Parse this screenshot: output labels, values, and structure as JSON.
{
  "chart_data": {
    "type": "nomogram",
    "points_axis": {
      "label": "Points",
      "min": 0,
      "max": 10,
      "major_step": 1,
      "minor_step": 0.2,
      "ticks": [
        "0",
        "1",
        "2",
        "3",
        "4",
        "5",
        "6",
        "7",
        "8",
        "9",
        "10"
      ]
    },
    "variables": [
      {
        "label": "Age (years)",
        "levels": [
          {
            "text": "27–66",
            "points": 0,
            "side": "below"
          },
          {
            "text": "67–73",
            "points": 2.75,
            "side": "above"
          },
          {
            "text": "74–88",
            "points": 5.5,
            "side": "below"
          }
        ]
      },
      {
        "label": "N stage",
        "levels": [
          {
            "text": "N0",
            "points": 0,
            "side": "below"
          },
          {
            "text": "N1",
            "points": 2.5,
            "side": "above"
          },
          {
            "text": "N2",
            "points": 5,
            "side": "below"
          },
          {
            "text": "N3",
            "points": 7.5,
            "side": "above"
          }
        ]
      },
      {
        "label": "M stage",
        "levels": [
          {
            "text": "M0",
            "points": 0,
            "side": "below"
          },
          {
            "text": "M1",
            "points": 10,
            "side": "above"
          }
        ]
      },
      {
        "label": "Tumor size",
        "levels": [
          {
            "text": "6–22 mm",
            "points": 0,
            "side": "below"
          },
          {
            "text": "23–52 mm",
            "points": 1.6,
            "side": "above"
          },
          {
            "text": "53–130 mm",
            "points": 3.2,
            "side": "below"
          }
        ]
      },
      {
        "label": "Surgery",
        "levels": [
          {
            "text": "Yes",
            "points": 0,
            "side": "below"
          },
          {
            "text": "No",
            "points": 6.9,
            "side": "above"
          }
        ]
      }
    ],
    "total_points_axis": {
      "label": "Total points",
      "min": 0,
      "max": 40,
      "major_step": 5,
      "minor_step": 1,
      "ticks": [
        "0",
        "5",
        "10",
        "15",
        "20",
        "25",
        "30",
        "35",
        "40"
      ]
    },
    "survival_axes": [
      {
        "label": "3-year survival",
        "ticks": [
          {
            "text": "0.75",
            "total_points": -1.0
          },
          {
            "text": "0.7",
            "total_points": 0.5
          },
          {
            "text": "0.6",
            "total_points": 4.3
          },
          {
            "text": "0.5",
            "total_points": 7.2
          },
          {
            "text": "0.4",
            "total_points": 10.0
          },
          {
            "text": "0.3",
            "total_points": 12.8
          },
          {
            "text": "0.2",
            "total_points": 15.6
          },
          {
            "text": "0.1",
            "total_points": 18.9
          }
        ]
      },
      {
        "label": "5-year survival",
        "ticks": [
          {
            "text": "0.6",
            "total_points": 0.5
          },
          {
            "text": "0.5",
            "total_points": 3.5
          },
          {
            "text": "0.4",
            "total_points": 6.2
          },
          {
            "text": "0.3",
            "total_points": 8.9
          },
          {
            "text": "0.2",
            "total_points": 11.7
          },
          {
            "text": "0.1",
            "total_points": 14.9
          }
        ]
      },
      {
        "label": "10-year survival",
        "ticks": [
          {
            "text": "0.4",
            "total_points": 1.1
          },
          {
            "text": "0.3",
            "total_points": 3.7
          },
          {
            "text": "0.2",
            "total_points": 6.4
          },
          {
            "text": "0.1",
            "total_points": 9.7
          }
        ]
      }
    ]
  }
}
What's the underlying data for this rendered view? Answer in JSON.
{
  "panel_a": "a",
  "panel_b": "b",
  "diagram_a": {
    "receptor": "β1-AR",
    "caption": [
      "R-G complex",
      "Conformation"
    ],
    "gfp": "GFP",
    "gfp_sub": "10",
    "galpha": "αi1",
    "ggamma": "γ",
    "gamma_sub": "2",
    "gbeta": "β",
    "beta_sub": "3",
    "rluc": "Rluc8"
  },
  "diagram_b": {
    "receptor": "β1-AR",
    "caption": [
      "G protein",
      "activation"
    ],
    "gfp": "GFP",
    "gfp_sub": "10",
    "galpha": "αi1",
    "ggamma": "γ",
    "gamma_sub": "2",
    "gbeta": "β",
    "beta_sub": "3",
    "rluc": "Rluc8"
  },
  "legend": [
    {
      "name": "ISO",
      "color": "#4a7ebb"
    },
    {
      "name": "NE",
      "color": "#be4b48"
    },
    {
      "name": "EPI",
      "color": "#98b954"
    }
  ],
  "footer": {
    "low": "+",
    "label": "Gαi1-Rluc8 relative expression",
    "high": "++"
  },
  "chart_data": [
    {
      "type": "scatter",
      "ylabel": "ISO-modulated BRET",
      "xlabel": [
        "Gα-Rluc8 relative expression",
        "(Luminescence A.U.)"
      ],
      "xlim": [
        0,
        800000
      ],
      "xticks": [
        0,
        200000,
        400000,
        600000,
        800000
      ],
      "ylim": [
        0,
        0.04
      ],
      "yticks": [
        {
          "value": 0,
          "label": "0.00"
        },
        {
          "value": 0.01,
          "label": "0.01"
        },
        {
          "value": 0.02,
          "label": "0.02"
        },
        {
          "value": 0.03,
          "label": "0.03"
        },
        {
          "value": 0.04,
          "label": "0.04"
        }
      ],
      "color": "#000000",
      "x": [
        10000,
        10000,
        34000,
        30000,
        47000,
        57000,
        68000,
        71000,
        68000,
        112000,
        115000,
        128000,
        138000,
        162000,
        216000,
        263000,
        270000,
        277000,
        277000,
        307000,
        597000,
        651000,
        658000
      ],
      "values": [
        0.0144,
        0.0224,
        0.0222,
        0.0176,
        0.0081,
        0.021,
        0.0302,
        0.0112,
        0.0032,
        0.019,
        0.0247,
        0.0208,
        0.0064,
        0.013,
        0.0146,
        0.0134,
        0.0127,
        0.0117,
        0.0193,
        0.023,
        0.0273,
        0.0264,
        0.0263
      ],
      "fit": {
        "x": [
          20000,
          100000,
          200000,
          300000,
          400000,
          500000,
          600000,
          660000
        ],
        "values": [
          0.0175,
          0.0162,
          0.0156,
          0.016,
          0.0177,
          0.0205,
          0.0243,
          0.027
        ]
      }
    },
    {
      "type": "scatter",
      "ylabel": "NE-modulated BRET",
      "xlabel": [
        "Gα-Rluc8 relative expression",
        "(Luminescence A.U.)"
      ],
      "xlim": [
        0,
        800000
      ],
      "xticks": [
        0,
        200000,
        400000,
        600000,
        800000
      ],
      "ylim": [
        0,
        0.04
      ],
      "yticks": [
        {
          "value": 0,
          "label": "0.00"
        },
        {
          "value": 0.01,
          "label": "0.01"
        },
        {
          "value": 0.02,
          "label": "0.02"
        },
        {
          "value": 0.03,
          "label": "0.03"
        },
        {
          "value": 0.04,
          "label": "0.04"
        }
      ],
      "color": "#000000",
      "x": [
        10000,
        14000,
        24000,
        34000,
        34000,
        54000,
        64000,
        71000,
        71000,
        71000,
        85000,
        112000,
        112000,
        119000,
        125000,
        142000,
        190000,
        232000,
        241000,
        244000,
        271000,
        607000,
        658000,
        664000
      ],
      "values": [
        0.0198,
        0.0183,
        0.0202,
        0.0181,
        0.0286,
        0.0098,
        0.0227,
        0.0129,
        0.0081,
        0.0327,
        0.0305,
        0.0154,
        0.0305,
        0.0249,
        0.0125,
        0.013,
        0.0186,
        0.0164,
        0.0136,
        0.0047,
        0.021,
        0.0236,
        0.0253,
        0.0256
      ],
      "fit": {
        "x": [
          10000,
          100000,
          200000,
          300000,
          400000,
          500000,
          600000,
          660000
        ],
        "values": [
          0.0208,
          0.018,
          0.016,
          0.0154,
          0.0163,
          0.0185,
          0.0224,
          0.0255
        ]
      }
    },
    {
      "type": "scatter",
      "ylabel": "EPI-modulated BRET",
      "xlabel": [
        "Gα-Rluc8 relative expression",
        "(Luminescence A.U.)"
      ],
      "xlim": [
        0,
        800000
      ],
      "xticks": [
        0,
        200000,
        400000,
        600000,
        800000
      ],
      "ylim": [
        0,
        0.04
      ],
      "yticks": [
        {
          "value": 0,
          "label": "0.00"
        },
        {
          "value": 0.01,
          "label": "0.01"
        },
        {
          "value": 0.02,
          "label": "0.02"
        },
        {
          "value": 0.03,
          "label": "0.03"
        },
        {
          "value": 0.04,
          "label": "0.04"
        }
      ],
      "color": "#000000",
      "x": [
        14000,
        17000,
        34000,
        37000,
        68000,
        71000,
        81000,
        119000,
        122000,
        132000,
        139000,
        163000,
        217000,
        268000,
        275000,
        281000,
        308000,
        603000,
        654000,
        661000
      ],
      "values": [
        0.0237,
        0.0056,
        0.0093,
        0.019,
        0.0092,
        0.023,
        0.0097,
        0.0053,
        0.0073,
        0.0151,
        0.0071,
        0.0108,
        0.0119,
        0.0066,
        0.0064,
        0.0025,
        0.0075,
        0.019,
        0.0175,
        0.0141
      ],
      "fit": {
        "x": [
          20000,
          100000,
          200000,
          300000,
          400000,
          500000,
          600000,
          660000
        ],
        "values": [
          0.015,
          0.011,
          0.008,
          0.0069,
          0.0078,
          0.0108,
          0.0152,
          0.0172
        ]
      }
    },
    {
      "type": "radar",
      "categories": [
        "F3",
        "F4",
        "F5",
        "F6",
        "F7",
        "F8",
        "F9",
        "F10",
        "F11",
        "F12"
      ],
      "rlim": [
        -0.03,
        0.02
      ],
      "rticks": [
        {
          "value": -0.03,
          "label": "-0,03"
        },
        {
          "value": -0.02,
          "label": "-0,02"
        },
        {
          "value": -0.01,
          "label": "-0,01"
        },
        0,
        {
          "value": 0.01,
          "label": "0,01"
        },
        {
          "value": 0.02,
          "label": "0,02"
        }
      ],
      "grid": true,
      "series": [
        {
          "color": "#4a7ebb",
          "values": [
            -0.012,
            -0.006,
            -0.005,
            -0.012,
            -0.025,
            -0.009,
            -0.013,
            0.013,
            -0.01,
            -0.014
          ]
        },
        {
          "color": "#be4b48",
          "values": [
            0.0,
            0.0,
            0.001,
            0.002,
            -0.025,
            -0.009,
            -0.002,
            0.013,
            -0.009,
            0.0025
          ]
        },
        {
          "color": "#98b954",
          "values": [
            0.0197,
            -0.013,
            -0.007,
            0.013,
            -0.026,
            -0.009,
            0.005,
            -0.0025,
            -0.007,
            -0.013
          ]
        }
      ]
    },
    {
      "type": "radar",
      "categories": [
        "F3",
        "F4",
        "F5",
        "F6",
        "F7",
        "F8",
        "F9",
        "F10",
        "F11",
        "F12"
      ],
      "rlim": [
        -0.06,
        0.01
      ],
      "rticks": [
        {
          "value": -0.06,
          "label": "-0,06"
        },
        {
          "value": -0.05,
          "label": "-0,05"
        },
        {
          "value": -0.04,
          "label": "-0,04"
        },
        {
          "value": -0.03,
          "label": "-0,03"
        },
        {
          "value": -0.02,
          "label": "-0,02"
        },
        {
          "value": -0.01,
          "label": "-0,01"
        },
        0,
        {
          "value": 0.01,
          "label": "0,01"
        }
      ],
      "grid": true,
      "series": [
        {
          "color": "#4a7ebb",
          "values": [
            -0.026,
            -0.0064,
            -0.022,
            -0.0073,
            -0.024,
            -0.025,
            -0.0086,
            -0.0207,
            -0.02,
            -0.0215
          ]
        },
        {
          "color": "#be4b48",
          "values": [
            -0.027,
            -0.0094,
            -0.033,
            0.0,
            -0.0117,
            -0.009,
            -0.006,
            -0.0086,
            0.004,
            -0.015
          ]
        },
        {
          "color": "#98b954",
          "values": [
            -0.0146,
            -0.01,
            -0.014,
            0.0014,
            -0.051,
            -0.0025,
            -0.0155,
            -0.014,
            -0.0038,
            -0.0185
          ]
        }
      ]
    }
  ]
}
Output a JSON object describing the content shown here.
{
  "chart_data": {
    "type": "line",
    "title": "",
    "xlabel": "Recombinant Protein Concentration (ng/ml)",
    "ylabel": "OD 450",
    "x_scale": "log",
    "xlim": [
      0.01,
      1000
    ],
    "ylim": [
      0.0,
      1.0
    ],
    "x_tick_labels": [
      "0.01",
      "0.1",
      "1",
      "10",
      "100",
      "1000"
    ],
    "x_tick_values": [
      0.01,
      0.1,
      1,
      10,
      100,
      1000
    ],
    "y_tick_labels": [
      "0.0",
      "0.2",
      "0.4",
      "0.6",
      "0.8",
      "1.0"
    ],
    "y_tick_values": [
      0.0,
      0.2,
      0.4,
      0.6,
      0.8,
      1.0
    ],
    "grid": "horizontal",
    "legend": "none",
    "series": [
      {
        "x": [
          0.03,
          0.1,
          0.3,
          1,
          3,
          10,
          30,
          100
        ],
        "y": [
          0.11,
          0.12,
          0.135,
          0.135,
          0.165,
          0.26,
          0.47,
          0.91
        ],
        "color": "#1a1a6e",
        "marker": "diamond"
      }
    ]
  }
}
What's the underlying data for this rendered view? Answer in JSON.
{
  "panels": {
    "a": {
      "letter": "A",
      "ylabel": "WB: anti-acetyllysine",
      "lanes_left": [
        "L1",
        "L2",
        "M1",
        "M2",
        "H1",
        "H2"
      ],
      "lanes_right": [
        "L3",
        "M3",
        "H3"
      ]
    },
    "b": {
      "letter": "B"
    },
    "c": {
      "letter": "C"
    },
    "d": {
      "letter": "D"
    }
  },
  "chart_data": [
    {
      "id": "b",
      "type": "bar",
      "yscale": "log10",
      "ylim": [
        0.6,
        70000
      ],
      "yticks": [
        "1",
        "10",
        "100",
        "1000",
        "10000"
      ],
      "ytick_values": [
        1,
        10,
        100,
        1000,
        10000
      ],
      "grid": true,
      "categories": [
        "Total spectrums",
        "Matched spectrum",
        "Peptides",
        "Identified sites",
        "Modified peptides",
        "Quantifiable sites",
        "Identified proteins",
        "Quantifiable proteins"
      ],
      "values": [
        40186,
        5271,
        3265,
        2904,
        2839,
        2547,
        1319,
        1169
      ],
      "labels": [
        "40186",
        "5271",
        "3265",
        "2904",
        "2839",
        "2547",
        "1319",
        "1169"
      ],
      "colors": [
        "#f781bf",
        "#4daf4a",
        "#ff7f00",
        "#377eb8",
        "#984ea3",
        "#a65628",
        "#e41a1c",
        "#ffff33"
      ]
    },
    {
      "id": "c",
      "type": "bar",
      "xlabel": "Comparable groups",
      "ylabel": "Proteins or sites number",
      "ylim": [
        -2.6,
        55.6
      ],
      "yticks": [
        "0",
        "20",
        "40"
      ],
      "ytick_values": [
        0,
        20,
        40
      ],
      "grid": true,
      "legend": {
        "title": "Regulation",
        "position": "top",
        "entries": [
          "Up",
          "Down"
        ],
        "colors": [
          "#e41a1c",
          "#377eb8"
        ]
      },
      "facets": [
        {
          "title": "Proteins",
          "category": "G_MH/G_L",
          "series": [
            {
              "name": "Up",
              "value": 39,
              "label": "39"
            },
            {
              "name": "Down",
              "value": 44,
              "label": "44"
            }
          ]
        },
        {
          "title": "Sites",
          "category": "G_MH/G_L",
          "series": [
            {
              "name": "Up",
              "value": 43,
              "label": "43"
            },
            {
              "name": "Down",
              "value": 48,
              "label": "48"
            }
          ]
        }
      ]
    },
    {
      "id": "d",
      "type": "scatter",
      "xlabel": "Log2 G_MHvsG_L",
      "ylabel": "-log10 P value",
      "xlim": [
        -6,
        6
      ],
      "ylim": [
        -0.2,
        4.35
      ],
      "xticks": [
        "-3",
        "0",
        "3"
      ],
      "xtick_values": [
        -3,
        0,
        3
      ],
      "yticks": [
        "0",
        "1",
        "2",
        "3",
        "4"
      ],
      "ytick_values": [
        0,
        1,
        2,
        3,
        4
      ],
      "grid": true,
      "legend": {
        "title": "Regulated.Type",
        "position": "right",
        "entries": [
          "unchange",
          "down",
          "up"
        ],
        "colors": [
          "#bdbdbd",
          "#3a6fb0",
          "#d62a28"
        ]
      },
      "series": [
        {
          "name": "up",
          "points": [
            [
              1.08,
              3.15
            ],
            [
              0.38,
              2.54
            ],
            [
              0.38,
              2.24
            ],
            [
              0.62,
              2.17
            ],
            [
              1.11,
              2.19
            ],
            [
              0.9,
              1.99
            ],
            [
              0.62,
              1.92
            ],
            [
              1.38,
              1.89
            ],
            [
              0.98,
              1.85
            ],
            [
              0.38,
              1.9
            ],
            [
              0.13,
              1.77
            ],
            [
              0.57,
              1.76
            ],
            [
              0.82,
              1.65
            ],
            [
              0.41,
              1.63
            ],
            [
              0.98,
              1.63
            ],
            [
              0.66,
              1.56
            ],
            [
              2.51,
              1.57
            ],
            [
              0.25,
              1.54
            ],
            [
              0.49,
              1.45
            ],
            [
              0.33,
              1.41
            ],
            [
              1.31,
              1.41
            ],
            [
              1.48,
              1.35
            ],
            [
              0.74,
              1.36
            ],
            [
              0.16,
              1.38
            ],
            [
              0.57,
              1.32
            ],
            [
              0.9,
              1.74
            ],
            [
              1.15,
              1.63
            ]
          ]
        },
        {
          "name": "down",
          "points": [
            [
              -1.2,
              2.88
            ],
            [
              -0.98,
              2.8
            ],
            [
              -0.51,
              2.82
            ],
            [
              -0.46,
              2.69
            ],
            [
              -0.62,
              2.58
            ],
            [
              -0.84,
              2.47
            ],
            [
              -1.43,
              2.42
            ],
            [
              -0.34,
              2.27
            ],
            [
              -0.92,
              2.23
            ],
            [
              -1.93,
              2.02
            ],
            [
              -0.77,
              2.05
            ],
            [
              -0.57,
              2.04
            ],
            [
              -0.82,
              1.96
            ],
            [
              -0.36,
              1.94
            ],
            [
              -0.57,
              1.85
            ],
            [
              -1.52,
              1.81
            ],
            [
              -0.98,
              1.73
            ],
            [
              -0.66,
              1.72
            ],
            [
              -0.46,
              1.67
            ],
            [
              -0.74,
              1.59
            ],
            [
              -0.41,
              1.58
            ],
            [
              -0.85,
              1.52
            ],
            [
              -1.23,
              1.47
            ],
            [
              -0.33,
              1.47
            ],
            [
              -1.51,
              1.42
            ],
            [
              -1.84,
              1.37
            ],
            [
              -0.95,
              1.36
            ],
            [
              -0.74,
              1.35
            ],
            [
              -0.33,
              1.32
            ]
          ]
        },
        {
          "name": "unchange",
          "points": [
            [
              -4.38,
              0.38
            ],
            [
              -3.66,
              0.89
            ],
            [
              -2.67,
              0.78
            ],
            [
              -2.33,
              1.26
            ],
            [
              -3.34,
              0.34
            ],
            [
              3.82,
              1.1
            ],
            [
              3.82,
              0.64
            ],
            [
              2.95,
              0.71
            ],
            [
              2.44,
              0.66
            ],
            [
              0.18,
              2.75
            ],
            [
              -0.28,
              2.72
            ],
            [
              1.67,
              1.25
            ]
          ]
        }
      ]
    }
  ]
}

================================

**Instructions for the task**
Within the material above, find the lines that hold "JSON" and report only how many there are.

**Finished task**
4